(THE PROBLEM) Read the entries below and pull out each line with the string "rate".

(STORED DATA)
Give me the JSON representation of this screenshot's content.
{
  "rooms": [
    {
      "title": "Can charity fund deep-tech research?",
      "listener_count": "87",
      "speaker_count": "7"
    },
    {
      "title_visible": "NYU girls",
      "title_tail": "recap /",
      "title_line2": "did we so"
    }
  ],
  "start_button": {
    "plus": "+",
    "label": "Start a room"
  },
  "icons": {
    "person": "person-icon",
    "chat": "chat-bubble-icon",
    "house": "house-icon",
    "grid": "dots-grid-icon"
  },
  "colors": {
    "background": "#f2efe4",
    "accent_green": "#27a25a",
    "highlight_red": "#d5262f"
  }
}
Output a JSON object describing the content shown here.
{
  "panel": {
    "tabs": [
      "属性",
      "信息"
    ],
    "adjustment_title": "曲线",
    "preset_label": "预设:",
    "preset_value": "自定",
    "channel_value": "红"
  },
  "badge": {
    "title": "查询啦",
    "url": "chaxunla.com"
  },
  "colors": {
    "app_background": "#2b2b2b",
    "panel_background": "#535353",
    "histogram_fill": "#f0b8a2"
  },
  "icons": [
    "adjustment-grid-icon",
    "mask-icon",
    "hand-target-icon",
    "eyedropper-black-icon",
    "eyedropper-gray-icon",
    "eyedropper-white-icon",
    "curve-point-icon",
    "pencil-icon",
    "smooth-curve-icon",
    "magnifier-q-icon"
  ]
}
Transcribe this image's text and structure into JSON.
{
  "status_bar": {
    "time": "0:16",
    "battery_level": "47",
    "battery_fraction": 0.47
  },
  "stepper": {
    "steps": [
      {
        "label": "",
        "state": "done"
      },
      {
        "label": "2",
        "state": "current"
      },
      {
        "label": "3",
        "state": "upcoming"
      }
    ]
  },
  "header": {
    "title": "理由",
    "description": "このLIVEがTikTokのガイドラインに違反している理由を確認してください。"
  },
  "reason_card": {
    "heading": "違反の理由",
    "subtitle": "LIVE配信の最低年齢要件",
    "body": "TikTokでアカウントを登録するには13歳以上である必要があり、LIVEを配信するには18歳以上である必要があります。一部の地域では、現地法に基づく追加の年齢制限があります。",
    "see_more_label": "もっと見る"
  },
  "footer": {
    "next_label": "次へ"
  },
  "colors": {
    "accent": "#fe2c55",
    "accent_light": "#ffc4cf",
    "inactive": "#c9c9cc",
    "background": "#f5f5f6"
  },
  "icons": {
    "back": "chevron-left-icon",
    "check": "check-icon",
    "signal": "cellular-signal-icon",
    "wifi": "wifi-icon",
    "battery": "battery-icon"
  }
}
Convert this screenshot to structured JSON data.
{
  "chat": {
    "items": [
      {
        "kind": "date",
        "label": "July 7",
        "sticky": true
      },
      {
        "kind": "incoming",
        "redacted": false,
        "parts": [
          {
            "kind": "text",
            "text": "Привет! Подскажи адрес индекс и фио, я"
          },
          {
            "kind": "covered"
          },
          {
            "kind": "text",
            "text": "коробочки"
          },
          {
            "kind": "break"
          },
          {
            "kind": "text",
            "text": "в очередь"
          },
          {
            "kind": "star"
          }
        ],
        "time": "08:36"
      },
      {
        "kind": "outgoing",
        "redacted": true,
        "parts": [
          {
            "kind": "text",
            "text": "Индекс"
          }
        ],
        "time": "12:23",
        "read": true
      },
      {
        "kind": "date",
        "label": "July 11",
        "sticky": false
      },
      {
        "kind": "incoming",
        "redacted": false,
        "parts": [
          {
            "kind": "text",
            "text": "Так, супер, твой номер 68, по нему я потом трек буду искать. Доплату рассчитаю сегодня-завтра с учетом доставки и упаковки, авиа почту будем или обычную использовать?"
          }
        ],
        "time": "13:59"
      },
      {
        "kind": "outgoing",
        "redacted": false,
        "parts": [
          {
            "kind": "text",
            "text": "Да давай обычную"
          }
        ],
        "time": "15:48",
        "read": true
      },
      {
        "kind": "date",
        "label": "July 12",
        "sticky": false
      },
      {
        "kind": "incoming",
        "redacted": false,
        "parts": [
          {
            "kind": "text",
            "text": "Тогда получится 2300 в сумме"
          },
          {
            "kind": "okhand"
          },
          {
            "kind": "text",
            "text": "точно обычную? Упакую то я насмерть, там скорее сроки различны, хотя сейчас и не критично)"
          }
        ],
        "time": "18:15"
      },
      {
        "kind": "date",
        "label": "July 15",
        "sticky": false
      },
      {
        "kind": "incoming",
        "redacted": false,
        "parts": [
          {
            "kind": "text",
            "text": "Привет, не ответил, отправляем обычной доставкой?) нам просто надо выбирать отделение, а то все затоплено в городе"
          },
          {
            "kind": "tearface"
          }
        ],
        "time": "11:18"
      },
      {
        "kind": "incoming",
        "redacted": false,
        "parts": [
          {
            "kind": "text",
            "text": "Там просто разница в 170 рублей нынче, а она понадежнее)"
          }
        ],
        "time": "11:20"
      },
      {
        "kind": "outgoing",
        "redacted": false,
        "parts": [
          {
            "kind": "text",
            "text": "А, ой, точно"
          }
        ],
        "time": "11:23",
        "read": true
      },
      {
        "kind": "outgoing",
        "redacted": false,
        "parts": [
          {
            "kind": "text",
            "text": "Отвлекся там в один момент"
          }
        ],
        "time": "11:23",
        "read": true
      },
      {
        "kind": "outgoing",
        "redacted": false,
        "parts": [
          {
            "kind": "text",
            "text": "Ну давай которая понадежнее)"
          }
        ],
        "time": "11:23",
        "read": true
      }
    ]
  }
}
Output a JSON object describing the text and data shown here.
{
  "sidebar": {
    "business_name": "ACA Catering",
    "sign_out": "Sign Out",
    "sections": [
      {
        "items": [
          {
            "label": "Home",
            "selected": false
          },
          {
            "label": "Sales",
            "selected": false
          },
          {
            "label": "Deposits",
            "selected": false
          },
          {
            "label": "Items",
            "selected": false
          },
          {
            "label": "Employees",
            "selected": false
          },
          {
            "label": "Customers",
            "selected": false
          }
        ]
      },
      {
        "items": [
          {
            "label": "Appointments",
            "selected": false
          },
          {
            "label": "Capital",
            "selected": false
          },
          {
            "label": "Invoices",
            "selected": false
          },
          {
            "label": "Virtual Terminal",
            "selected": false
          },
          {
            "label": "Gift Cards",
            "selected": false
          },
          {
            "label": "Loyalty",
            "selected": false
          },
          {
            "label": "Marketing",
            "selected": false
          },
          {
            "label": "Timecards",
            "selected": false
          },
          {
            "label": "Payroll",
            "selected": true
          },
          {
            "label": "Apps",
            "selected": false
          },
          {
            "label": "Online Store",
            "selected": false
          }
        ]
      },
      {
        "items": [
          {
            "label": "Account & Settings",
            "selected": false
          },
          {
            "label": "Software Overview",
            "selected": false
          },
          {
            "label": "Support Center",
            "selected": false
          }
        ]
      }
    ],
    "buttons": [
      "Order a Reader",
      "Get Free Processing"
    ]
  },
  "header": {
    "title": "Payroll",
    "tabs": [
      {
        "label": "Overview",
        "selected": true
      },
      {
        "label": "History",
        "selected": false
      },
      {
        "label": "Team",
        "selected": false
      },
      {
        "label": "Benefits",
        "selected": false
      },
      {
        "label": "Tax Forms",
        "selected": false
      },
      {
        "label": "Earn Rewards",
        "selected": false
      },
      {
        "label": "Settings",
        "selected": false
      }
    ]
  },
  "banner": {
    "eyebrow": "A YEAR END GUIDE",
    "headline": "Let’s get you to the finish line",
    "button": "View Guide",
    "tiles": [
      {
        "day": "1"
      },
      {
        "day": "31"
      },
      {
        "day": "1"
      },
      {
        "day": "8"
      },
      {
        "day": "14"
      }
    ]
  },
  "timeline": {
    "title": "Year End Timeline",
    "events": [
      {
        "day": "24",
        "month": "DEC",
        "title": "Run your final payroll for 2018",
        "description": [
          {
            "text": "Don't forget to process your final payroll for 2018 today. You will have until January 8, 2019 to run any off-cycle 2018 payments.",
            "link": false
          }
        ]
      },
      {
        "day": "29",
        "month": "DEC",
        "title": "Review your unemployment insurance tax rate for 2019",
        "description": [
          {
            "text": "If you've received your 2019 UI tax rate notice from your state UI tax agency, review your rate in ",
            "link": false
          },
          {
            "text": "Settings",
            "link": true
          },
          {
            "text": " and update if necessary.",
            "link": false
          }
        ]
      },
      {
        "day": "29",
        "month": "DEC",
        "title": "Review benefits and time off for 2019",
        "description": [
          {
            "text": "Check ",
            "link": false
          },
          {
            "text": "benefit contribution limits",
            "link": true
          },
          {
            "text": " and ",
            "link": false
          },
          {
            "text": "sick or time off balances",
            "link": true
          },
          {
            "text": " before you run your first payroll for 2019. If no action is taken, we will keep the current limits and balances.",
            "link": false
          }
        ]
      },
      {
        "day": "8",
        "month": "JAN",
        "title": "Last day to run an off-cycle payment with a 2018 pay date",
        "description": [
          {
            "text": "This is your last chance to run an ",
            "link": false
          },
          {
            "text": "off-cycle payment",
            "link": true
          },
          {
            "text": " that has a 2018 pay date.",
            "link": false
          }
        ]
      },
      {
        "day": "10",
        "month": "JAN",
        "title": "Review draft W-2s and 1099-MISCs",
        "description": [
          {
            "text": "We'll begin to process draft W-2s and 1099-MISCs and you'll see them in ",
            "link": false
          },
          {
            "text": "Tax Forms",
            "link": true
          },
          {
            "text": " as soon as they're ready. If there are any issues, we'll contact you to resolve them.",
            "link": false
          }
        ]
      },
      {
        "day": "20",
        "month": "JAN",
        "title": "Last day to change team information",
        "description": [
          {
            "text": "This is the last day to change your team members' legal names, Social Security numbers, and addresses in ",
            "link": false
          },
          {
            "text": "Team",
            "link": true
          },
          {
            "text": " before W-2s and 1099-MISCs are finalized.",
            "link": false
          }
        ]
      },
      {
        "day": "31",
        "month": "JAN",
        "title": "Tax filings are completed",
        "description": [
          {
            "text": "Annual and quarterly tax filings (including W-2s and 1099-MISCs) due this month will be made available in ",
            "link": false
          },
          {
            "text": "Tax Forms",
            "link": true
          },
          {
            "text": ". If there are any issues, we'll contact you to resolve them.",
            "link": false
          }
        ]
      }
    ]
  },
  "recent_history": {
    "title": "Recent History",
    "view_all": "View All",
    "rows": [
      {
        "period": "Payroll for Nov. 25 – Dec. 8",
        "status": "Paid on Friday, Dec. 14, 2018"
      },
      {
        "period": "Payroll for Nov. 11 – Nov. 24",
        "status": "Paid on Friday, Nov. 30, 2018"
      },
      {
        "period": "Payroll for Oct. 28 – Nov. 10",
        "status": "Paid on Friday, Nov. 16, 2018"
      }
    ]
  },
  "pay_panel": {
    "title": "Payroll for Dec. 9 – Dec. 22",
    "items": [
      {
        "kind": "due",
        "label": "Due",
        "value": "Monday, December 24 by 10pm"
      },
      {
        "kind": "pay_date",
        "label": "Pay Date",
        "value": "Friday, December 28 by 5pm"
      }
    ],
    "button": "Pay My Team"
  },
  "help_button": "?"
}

(RESULT BELOW)
        "title": "Review your unemployment insurance tax rate for 2019",
            "text": "If you've received your 2019 UI tax rate notice from your state UI tax agency, review your rate in ",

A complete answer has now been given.